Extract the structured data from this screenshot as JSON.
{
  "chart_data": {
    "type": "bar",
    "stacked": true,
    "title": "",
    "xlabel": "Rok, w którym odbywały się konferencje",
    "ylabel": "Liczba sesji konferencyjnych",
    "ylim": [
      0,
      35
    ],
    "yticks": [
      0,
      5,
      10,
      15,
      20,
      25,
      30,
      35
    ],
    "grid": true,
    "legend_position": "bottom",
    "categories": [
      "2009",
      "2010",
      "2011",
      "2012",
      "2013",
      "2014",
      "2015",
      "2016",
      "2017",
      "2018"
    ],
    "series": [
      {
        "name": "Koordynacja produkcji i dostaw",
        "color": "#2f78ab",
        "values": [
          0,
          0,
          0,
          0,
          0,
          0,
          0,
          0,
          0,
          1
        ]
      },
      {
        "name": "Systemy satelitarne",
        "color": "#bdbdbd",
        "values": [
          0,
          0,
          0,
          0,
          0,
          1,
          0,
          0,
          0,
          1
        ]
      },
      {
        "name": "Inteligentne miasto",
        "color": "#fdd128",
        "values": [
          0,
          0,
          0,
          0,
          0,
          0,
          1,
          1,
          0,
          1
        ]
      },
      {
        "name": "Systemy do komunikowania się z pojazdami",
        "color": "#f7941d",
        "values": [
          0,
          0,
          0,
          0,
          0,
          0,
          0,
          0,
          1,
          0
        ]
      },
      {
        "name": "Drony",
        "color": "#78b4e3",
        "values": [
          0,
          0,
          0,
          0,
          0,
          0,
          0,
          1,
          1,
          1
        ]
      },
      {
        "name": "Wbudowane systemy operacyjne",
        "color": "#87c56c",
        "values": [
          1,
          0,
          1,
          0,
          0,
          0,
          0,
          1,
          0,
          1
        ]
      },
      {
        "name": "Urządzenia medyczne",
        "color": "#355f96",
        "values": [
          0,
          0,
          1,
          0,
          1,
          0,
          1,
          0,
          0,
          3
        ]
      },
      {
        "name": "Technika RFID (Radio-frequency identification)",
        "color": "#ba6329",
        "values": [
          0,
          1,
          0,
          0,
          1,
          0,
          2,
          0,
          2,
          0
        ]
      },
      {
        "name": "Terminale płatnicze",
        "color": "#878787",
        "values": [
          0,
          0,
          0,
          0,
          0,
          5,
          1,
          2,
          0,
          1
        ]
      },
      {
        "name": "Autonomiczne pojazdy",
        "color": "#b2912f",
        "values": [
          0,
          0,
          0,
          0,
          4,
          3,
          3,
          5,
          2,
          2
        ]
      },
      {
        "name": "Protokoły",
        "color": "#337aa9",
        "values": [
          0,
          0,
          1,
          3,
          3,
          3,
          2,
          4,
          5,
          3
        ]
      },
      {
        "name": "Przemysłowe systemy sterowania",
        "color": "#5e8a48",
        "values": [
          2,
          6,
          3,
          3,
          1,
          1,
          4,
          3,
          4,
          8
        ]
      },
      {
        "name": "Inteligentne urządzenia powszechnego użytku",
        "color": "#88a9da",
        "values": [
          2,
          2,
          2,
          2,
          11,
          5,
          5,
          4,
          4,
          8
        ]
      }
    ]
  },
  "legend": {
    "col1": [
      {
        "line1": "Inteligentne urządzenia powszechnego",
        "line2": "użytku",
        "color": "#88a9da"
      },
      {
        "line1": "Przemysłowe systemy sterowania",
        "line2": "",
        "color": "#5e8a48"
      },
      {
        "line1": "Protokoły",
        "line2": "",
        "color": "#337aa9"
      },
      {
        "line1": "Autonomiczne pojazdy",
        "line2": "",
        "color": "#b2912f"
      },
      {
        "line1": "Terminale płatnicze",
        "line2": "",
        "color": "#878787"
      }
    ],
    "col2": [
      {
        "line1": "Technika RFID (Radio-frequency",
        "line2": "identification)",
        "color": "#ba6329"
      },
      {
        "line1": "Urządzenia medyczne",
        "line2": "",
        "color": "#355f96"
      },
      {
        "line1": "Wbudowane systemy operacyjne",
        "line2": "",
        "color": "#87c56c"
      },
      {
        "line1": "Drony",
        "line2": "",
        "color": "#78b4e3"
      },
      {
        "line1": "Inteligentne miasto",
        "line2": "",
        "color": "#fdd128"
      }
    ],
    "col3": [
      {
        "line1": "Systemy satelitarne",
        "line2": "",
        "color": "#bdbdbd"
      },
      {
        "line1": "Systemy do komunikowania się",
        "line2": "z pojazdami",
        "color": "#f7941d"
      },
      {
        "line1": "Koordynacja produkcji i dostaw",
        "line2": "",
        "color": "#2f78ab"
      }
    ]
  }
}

****

◆ Work to complete: Look through the entries above; copy each line where the string "satelitarne" appears.

◆ Expected answer:
        "name": "Systemy satelitarne",
        "line1": "Systemy satelitarne",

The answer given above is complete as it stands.